* Start *

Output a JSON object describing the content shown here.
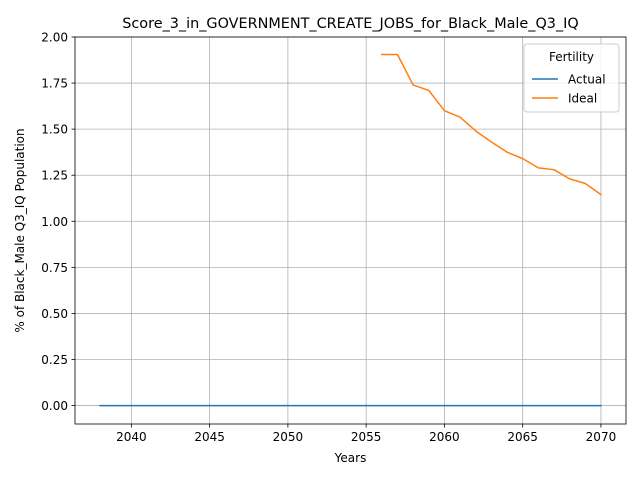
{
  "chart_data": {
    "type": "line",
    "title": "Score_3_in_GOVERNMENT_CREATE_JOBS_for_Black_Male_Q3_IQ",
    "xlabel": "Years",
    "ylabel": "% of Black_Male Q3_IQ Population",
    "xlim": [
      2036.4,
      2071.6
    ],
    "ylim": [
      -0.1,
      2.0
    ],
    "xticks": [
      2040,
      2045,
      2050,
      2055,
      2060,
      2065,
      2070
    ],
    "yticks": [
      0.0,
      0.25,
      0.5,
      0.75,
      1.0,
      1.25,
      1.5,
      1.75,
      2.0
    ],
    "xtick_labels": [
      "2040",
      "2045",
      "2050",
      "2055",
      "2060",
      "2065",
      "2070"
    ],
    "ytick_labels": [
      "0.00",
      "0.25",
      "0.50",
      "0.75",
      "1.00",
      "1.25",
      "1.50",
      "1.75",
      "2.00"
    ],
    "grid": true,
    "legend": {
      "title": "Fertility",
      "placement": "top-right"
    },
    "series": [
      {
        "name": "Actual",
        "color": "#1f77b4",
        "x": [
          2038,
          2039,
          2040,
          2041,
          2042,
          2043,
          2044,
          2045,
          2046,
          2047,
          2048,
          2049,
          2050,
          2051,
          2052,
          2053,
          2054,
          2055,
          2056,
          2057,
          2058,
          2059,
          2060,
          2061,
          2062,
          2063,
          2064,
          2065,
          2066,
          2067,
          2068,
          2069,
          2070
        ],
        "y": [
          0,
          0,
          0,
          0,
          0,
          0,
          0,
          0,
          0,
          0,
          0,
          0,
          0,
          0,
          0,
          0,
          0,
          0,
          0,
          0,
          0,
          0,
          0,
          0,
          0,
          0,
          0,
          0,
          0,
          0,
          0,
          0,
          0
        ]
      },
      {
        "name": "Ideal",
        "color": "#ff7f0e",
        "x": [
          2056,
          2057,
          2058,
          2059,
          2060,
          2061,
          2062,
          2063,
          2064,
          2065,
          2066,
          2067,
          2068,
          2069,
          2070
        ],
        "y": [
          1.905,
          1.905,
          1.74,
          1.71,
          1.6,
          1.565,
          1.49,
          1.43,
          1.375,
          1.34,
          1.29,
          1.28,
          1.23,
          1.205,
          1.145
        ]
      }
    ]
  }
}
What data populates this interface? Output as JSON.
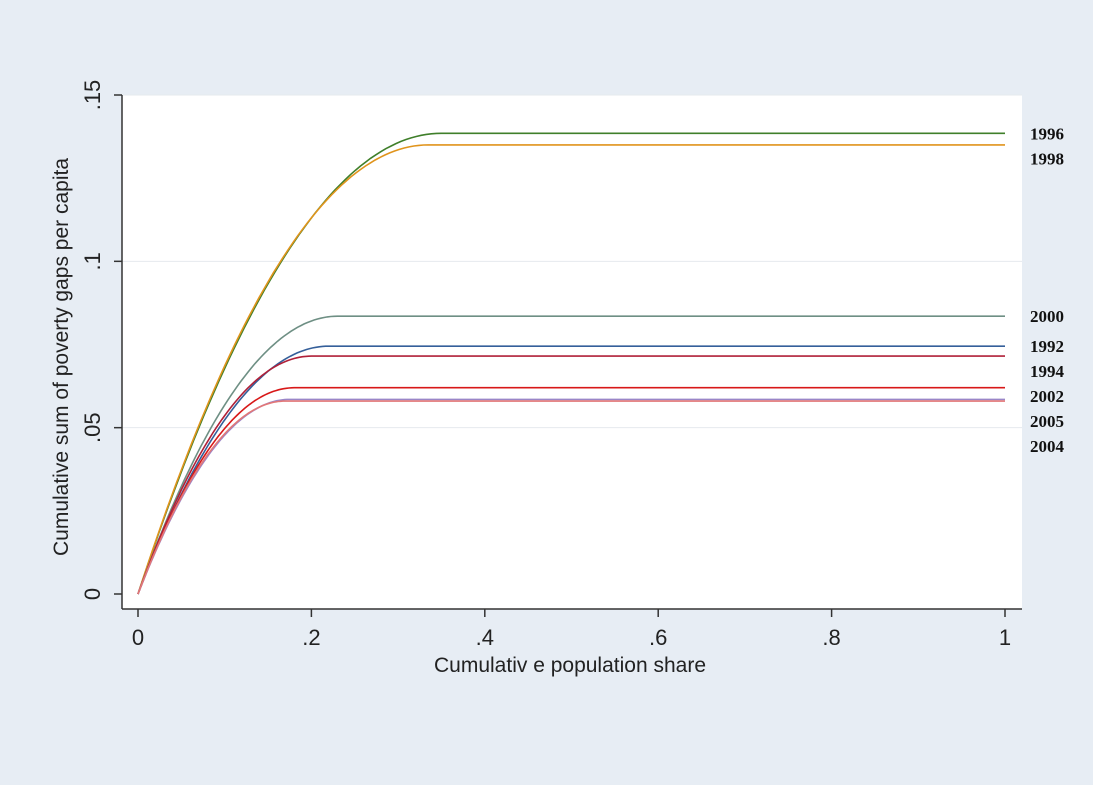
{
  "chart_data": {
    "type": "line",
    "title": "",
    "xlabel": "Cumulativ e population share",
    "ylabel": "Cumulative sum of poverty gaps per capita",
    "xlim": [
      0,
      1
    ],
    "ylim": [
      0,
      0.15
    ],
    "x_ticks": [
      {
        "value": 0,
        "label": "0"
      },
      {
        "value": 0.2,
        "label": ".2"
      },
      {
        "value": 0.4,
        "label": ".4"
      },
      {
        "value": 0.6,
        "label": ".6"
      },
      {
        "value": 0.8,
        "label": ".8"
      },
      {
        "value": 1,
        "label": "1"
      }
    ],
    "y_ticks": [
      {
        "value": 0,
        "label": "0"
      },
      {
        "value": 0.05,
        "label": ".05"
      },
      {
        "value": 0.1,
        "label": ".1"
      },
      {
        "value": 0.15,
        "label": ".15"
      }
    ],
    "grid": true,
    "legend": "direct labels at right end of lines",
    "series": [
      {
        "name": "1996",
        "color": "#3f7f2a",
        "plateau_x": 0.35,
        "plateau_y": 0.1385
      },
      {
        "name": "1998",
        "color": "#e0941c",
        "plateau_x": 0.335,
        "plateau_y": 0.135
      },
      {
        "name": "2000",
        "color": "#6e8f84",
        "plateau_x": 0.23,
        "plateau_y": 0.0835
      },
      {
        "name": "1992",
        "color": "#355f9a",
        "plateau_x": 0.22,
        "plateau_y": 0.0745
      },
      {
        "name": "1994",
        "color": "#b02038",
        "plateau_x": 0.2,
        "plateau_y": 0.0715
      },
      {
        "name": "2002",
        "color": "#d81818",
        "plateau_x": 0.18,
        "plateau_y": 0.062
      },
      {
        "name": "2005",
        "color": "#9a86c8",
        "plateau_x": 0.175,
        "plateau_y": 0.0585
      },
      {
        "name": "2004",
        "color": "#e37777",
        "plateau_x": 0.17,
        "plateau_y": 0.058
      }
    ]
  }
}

* End *

» AIM OF THE TASK
Check each line of the data above for the word "legend" and say how many lines have it. Give the number alone.

» REPLY
2